Work instructions:
How many lines in the entries below contain "Savings"? Answer with the number only.

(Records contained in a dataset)
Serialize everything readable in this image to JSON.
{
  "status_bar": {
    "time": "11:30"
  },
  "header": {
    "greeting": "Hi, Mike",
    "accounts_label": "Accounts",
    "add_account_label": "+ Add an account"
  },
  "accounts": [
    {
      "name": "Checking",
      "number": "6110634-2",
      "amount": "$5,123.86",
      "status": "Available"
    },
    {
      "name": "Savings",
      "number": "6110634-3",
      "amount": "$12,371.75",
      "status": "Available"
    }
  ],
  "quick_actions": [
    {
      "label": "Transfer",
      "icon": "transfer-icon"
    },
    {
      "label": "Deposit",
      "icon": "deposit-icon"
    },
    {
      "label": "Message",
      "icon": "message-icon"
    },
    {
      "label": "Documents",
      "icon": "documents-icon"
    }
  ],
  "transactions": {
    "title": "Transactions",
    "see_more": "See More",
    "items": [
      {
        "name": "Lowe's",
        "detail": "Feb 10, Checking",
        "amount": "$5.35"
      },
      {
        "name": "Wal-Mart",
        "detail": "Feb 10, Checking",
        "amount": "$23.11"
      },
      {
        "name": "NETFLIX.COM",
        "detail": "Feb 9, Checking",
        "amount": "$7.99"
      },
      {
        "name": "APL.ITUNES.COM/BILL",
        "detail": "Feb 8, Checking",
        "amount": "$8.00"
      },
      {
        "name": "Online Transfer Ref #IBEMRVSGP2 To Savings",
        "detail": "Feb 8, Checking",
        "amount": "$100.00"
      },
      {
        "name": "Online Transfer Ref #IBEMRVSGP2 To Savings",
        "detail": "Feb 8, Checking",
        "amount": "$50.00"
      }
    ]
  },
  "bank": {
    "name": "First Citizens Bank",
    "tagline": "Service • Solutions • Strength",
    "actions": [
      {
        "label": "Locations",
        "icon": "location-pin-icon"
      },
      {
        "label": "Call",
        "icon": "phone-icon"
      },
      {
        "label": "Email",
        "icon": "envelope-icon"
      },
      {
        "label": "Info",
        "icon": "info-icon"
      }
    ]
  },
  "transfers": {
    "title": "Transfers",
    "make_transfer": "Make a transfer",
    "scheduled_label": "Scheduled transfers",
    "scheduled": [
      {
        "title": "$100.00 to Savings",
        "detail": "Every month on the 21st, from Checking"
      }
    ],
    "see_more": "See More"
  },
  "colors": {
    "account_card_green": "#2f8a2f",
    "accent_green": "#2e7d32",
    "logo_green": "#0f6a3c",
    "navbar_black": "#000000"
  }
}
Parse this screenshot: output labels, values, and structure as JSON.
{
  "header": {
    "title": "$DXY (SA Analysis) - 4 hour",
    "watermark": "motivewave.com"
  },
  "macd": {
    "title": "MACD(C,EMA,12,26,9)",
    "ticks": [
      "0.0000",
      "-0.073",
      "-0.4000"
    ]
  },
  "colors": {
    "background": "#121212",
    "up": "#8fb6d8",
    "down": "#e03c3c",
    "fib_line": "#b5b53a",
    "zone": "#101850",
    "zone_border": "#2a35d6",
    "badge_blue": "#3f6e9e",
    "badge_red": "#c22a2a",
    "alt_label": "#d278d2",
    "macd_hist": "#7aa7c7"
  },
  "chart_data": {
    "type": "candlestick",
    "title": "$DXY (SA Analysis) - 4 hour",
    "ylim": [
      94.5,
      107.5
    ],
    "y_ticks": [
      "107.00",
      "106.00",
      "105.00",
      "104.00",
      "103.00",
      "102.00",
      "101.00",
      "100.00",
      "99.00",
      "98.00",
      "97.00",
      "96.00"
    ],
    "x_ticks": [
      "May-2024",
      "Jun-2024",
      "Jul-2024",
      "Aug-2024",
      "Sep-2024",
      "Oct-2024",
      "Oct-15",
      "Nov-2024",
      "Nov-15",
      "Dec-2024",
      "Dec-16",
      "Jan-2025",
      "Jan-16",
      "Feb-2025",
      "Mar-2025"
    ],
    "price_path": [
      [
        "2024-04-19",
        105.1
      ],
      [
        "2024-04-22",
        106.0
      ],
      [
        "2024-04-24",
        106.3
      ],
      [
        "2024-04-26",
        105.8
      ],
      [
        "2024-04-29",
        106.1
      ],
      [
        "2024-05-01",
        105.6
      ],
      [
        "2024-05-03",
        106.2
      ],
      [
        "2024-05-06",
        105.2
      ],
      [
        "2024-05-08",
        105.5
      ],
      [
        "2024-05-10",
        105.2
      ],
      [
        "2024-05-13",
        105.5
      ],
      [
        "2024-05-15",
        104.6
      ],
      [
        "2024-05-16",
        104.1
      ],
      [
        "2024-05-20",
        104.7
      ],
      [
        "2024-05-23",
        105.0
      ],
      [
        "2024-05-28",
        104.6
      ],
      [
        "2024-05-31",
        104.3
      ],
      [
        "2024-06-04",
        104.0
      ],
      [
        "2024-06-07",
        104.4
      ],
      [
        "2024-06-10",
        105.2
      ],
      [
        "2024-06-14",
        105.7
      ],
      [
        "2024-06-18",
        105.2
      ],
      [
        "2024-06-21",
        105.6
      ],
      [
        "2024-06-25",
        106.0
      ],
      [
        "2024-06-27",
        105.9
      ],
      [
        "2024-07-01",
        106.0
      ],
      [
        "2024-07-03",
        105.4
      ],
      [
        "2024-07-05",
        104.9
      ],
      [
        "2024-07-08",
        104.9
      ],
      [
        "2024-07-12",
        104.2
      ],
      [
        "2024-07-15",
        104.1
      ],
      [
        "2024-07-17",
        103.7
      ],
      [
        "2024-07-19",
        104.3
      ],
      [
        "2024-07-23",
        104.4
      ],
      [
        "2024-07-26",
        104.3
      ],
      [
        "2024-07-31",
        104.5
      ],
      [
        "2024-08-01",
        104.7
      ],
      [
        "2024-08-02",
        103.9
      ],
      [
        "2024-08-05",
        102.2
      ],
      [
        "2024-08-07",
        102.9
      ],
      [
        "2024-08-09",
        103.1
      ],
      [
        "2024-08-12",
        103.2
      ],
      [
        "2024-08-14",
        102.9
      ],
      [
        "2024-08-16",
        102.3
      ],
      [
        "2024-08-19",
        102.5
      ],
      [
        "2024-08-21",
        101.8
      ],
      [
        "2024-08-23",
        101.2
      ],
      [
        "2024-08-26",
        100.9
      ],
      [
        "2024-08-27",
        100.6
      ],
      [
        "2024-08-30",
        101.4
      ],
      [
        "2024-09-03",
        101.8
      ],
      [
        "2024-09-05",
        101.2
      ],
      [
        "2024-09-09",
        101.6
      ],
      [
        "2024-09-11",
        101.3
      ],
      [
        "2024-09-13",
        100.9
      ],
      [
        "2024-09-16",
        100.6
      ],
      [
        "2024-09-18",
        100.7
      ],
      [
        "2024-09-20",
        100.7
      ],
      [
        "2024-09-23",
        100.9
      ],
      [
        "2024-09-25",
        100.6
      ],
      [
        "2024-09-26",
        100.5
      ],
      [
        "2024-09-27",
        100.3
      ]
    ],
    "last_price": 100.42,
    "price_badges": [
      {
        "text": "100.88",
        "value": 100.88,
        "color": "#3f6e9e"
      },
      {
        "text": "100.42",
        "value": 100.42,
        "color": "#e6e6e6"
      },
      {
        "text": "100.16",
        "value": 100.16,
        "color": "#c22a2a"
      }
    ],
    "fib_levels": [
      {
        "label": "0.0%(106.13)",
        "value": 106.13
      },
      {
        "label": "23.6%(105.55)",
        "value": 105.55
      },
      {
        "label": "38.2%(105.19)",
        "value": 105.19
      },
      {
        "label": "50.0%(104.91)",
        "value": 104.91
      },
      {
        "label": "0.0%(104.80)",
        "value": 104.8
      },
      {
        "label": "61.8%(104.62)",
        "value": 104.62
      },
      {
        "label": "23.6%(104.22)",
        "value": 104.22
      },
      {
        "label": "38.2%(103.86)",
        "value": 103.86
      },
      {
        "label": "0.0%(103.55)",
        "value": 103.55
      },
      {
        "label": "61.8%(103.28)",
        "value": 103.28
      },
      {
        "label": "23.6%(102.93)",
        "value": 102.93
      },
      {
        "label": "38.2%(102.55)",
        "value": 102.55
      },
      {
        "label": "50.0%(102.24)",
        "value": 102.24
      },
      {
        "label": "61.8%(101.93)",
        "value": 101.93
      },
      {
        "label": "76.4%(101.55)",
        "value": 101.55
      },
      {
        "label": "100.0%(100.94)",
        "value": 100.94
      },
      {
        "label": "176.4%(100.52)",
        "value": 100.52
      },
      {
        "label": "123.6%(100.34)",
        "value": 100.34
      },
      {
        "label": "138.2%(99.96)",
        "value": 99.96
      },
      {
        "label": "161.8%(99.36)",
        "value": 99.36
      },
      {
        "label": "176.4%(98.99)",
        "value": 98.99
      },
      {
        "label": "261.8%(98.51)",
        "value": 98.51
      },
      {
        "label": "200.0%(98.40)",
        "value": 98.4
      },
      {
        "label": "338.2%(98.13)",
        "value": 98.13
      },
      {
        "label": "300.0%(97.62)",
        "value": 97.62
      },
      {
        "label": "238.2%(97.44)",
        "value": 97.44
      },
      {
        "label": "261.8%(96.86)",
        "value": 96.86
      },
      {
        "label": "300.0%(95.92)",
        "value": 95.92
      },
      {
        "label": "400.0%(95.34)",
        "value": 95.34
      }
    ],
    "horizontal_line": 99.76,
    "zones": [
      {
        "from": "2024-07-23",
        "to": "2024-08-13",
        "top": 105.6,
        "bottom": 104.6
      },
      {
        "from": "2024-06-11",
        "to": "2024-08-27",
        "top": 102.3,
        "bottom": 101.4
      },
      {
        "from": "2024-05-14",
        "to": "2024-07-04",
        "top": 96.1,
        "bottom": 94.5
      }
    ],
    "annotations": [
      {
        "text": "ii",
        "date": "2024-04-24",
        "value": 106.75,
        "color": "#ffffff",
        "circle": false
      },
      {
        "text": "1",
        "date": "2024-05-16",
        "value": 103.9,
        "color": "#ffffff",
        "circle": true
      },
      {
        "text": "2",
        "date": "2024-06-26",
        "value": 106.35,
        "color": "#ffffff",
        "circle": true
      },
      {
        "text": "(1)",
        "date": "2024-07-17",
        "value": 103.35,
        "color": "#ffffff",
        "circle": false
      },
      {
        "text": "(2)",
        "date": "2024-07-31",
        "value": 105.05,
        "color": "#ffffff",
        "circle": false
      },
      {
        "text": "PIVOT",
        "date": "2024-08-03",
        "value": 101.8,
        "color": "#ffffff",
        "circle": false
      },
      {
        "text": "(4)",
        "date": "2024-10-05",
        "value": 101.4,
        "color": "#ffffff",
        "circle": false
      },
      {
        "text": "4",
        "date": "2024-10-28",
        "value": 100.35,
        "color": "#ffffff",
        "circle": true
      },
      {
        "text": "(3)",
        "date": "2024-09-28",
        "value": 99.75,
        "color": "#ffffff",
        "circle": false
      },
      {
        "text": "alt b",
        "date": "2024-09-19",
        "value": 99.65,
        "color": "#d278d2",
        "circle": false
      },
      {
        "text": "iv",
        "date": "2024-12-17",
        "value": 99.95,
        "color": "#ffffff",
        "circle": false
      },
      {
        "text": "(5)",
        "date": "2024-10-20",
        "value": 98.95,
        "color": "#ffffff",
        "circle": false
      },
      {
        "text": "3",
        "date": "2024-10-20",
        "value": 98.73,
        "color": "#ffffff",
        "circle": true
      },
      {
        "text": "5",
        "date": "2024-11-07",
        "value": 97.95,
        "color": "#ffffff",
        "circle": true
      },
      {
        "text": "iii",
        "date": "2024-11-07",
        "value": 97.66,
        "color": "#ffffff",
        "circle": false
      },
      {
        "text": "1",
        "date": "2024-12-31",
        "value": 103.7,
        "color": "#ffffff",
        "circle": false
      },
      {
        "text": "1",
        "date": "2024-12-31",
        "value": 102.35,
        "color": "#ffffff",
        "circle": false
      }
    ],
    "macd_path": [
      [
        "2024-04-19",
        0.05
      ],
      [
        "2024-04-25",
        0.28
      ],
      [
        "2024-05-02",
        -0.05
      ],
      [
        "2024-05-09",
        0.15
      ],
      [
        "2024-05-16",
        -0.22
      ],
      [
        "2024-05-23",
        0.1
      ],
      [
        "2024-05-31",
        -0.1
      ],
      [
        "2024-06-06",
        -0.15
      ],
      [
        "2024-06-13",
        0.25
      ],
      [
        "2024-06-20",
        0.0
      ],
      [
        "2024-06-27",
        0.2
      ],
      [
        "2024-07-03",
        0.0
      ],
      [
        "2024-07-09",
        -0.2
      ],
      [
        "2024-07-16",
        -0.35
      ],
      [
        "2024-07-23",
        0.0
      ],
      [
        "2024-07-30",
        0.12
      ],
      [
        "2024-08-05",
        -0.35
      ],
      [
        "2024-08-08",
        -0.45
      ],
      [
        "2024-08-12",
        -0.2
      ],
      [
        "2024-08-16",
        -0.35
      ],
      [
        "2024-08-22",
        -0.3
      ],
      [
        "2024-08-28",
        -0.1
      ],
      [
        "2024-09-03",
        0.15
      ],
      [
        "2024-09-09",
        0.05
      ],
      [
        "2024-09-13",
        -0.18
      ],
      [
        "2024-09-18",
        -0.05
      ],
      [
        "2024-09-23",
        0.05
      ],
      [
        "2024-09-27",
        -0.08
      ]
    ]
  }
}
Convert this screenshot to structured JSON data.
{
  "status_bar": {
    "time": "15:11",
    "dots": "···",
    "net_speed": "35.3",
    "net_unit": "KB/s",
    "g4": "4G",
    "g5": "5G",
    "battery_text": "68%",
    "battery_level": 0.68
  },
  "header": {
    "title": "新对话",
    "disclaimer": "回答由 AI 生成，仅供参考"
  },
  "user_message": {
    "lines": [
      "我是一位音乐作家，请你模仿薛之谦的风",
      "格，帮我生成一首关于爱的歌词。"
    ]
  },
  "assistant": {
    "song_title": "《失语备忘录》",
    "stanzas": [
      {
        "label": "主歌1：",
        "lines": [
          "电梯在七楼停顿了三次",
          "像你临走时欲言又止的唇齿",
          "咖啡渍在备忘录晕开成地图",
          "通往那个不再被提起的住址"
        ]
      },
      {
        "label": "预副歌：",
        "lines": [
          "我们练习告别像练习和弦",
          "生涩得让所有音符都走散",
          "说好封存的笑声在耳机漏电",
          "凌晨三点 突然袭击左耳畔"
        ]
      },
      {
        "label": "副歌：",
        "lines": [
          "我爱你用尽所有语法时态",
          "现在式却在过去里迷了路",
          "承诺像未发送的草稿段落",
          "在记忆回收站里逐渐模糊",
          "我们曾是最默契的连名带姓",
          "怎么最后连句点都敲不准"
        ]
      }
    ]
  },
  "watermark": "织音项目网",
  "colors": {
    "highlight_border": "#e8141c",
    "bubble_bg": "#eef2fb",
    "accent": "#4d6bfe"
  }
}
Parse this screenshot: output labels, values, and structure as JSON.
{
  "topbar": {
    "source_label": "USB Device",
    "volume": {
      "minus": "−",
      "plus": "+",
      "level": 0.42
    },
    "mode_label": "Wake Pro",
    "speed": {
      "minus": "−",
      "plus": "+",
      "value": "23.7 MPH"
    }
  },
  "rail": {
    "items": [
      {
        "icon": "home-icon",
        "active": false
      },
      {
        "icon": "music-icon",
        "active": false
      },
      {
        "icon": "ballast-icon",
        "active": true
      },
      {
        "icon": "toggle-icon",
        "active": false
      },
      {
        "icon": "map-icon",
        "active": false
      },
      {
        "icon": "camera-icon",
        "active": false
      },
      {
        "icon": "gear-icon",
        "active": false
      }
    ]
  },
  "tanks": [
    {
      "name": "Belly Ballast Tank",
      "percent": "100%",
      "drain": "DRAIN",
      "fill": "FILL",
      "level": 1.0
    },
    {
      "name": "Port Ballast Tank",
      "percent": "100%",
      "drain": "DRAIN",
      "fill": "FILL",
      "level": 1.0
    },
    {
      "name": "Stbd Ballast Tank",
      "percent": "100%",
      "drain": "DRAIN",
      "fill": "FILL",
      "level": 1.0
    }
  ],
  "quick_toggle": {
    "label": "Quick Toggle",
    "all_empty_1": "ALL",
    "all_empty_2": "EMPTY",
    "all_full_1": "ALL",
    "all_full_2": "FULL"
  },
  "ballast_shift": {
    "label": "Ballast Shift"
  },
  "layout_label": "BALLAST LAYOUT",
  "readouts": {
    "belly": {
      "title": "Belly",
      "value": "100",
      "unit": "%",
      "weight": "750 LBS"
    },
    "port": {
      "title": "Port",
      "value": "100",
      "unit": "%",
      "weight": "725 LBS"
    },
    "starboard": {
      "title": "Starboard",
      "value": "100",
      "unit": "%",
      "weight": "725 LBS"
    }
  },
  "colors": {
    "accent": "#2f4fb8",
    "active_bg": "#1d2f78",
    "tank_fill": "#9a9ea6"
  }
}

Task answer:
4